Element position data.
---
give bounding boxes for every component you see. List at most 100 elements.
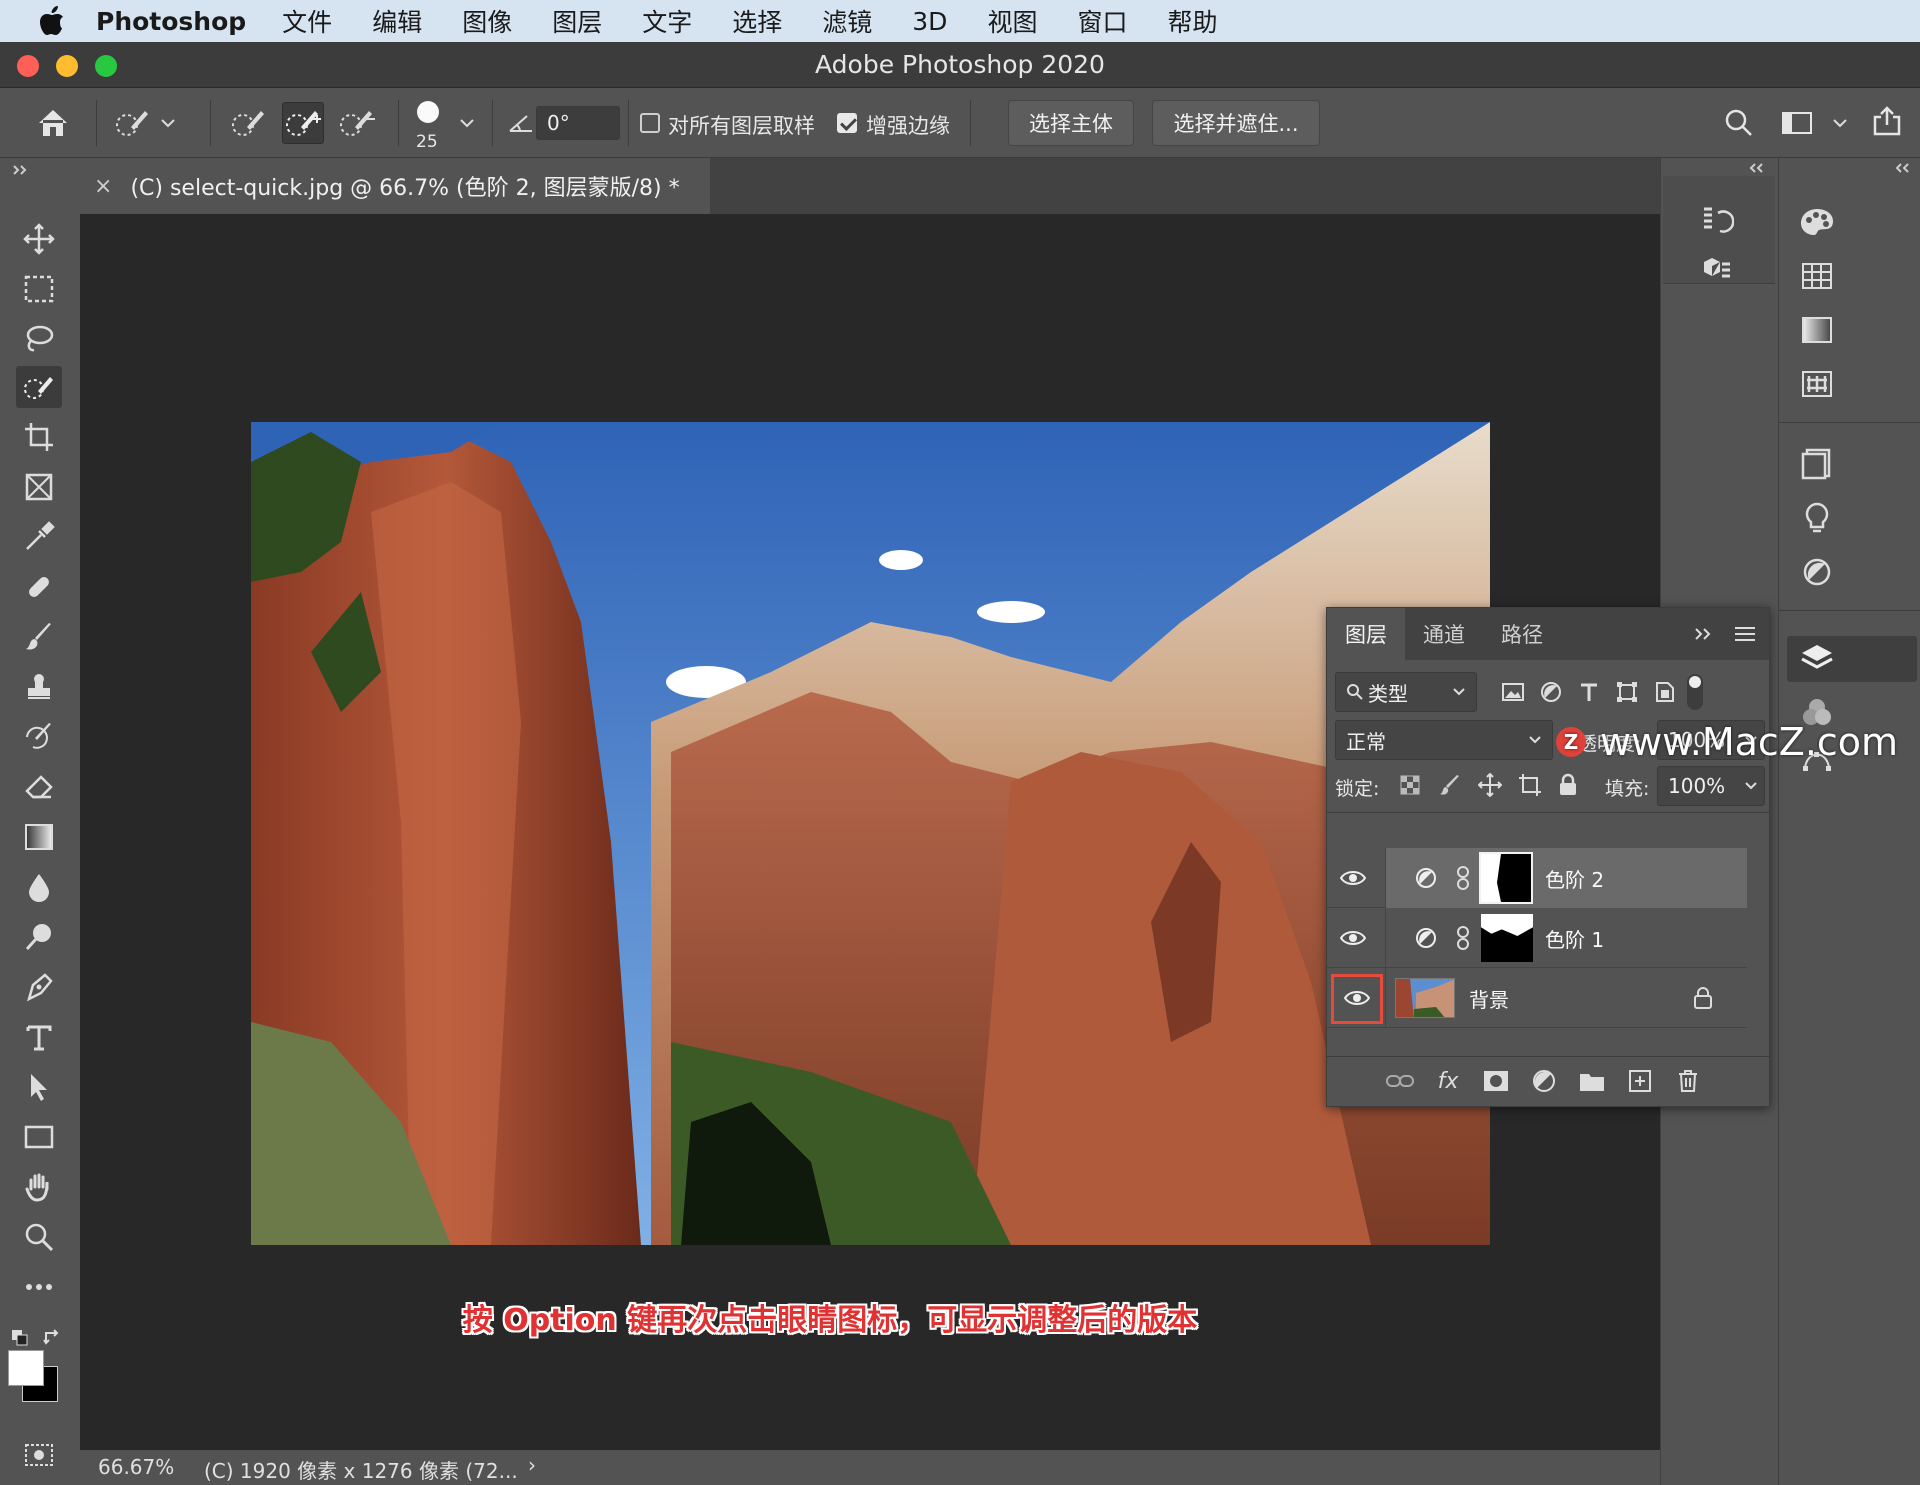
layer-row-levels-2[interactable]: 色阶 2 <box>1327 848 1747 908</box>
menu-type[interactable]: 文字 <box>642 3 692 39</box>
layer-name[interactable]: 背景 <box>1469 984 1509 1013</box>
eyedropper-tool-icon[interactable] <box>16 516 62 558</box>
add-mask-icon[interactable] <box>1479 1064 1513 1098</box>
search-icon[interactable] <box>1718 102 1760 144</box>
zoom-tool-icon[interactable] <box>16 1216 62 1258</box>
document-image[interactable] <box>251 422 1490 1245</box>
menu-view[interactable]: 视图 <box>987 3 1037 39</box>
menu-image[interactable]: 图像 <box>462 3 512 39</box>
gradients-panel-icon[interactable] <box>1795 310 1839 350</box>
lock-image-pixels-icon[interactable] <box>1435 770 1465 800</box>
angle-input[interactable]: 0° <box>536 106 620 140</box>
zoom-window-button[interactable] <box>95 55 117 77</box>
path-selection-tool-icon[interactable] <box>16 1066 62 1108</box>
hand-tool-icon[interactable] <box>16 1166 62 1208</box>
collapse-panel-icon[interactable] <box>1691 624 1715 644</box>
link-icon[interactable] <box>1453 924 1473 952</box>
select-and-mask-button[interactable]: 选择并遮住... <box>1152 100 1320 146</box>
layer-row-background[interactable]: 背景 <box>1327 968 1747 1028</box>
close-tab-icon[interactable]: × <box>94 174 112 199</box>
link-icon[interactable] <box>1453 864 1473 892</box>
lock-icon[interactable] <box>1689 984 1717 1012</box>
quick-mask-icon[interactable] <box>16 1434 62 1476</box>
share-icon[interactable] <box>1866 100 1908 142</box>
fx-icon[interactable]: fx <box>1431 1064 1465 1098</box>
delete-layer-icon[interactable] <box>1671 1064 1705 1098</box>
move-tool-icon[interactable] <box>16 218 62 260</box>
document-tab[interactable]: × (C) select-quick.jpg @ 66.7% (色阶 2, 图层… <box>80 158 710 214</box>
lock-all-icon[interactable] <box>1553 770 1583 800</box>
tool-preset-picker-icon[interactable] <box>112 102 154 144</box>
brush-size-dot-icon[interactable] <box>414 98 442 126</box>
new-layer-icon[interactable] <box>1623 1064 1657 1098</box>
eye-icon[interactable] <box>1335 862 1371 894</box>
clone-stamp-tool-icon[interactable] <box>16 666 62 708</box>
menu-edit[interactable]: 编辑 <box>372 3 422 39</box>
menu-window[interactable]: 窗口 <box>1077 3 1127 39</box>
menu-app-name[interactable]: Photoshop <box>96 7 246 36</box>
gradient-tool-icon[interactable] <box>16 816 62 858</box>
filter-pixel-icon[interactable] <box>1497 676 1529 708</box>
history-panel-icon[interactable] <box>1697 202 1737 238</box>
select-subject-button[interactable]: 选择主体 <box>1008 100 1134 146</box>
fill-input[interactable]: 100% <box>1657 766 1765 806</box>
crop-tool-icon[interactable] <box>16 416 62 458</box>
home-icon[interactable] <box>32 102 74 144</box>
brush-tool-icon[interactable] <box>16 616 62 658</box>
brush-picker-chevron-icon[interactable] <box>455 102 479 144</box>
subtract-from-selection-icon[interactable] <box>336 102 378 144</box>
swatches-panel-icon[interactable] <box>1795 256 1839 296</box>
filter-type-icon[interactable] <box>1573 676 1605 708</box>
new-group-icon[interactable] <box>1575 1064 1609 1098</box>
filter-smart-object-icon[interactable] <box>1649 676 1681 708</box>
add-to-selection-icon[interactable] <box>282 102 324 144</box>
foreground-color-swatch[interactable] <box>8 1350 44 1386</box>
menu-file[interactable]: 文件 <box>282 3 332 39</box>
dodge-tool-icon[interactable] <box>16 916 62 958</box>
blend-mode-dropdown[interactable]: 正常 <box>1335 720 1553 760</box>
layer-mask-thumbnail[interactable] <box>1479 852 1533 904</box>
filter-adjustment-icon[interactable] <box>1535 676 1567 708</box>
new-selection-icon[interactable] <box>228 102 270 144</box>
menu-filter[interactable]: 滤镜 <box>822 3 872 39</box>
tab-channels[interactable]: 通道 <box>1405 608 1483 660</box>
new-adjustment-layer-icon[interactable] <box>1527 1064 1561 1098</box>
rectangle-tool-icon[interactable] <box>16 1116 62 1158</box>
tab-paths[interactable]: 路径 <box>1483 608 1561 660</box>
eraser-tool-icon[interactable] <box>16 766 62 808</box>
layer-mask-thumbnail[interactable] <box>1481 914 1533 962</box>
layer-name[interactable]: 色阶 1 <box>1545 924 1604 953</box>
collapse-panels-icon[interactable] <box>1891 160 1913 176</box>
pen-tool-icon[interactable] <box>16 966 62 1008</box>
filter-shape-icon[interactable] <box>1611 676 1643 708</box>
patterns-panel-icon[interactable] <box>1795 364 1839 404</box>
layer-row-levels-1[interactable]: 色阶 1 <box>1327 908 1747 968</box>
minimize-window-button[interactable] <box>56 55 78 77</box>
adjustments-panel-icon[interactable] <box>1795 552 1839 592</box>
close-window-button[interactable] <box>17 55 39 77</box>
layer-thumbnail[interactable] <box>1395 978 1455 1018</box>
type-tool-icon[interactable] <box>16 1016 62 1058</box>
layer-name[interactable]: 色阶 2 <box>1545 864 1604 893</box>
lock-artboard-icon[interactable] <box>1515 770 1545 800</box>
properties-panel-icon[interactable] <box>1697 254 1737 290</box>
frame-tool-icon[interactable] <box>16 466 62 508</box>
tab-layers[interactable]: 图层 <box>1327 608 1405 660</box>
healing-brush-tool-icon[interactable] <box>16 566 62 608</box>
zoom-level[interactable]: 66.67% <box>98 1455 174 1479</box>
libraries-panel-icon[interactable] <box>1795 444 1839 484</box>
learn-panel-icon[interactable] <box>1795 498 1839 538</box>
workspace-chevron-icon[interactable] <box>1828 102 1852 144</box>
chevron-down-icon[interactable] <box>156 102 180 144</box>
link-layers-icon[interactable] <box>1383 1064 1417 1098</box>
filter-toggle-switch[interactable] <box>1687 674 1703 710</box>
color-panel-icon[interactable] <box>1795 202 1839 242</box>
menu-layer[interactable]: 图层 <box>552 3 602 39</box>
quick-selection-tool-icon[interactable] <box>16 366 62 408</box>
lasso-tool-icon[interactable] <box>16 318 62 360</box>
enhance-edge-checkbox[interactable] <box>837 113 857 133</box>
sample-all-layers-checkbox[interactable] <box>640 113 660 133</box>
workspace-icon[interactable] <box>1776 102 1818 144</box>
expand-toolbar-icon[interactable] <box>10 162 30 178</box>
menu-help[interactable]: 帮助 <box>1167 3 1217 39</box>
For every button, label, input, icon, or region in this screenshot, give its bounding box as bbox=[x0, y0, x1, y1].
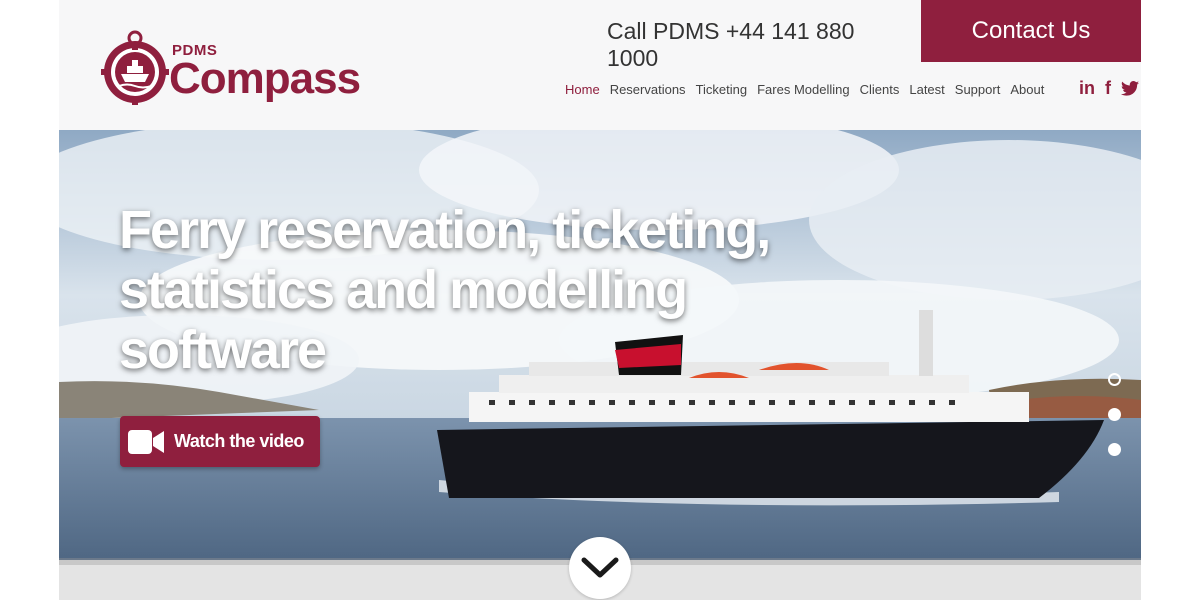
nav-item-latest[interactable]: Latest bbox=[909, 82, 944, 97]
nav-item-about[interactable]: About bbox=[1010, 82, 1044, 97]
social-links: in f bbox=[1079, 78, 1139, 99]
nav-item-support[interactable]: Support bbox=[955, 82, 1001, 97]
slide-dot-1[interactable] bbox=[1108, 373, 1121, 386]
hero-headline-line-1: Ferry reservation, ticketing, bbox=[119, 200, 771, 260]
hero-headline: Ferry reservation, ticketing, statistics… bbox=[119, 200, 819, 380]
logo-brand-name: Compass bbox=[169, 54, 361, 103]
logo[interactable]: PDMS Compass bbox=[97, 30, 377, 110]
nav-item-ticketing[interactable]: Ticketing bbox=[696, 82, 748, 97]
ship-compass-emblem-icon bbox=[101, 30, 169, 105]
linkedin-icon[interactable]: in bbox=[1079, 78, 1095, 99]
facebook-icon[interactable]: f bbox=[1105, 78, 1111, 99]
nav-item-reservations[interactable]: Reservations bbox=[610, 82, 686, 97]
watch-video-label: Watch the video bbox=[174, 431, 304, 451]
chevron-down-icon bbox=[581, 557, 619, 578]
site-header: PDMS Compass Call PDMS +44 141 880 1000 … bbox=[59, 0, 1141, 130]
contact-us-button[interactable]: Contact Us bbox=[921, 0, 1141, 62]
twitter-icon[interactable] bbox=[1121, 81, 1139, 96]
nav-item-home[interactable]: Home bbox=[565, 82, 600, 97]
slide-dot-3[interactable] bbox=[1108, 443, 1121, 456]
nav-item-clients[interactable]: Clients bbox=[860, 82, 900, 97]
nav-item-fares-modelling[interactable]: Fares Modelling bbox=[757, 82, 850, 97]
scroll-down-button[interactable] bbox=[569, 537, 631, 599]
page-frame: PDMS Compass Call PDMS +44 141 880 1000 … bbox=[59, 0, 1141, 600]
video-camera-icon bbox=[128, 429, 164, 454]
slide-dot-2[interactable] bbox=[1108, 408, 1121, 421]
main-nav: Home Reservations Ticketing Fares Modell… bbox=[565, 82, 1044, 97]
hero-slider: Ferry reservation, ticketing, statistics… bbox=[59, 130, 1141, 560]
hero-headline-line-3: software bbox=[119, 320, 327, 380]
slider-pagination bbox=[1108, 373, 1121, 456]
hero-headline-line-2: statistics and modelling bbox=[119, 260, 688, 320]
phone-number[interactable]: Call PDMS +44 141 880 1000 bbox=[607, 18, 907, 72]
watch-video-button[interactable]: Watch the video bbox=[120, 416, 320, 467]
---
PROMPT.
Show every line of the records above that contains the word "name".

EXERCISE RESULT.
layer-name[interactable]: 背景 <box>1469 984 1509 1013</box>
menu-app-name[interactable]: Photoshop <box>96 7 246 36</box>
layer-name[interactable]: 色阶 1 <box>1545 924 1604 953</box>
layer-name[interactable]: 色阶 2 <box>1545 864 1604 893</box>
logo-brand-name: Compass bbox=[169, 54, 361, 103]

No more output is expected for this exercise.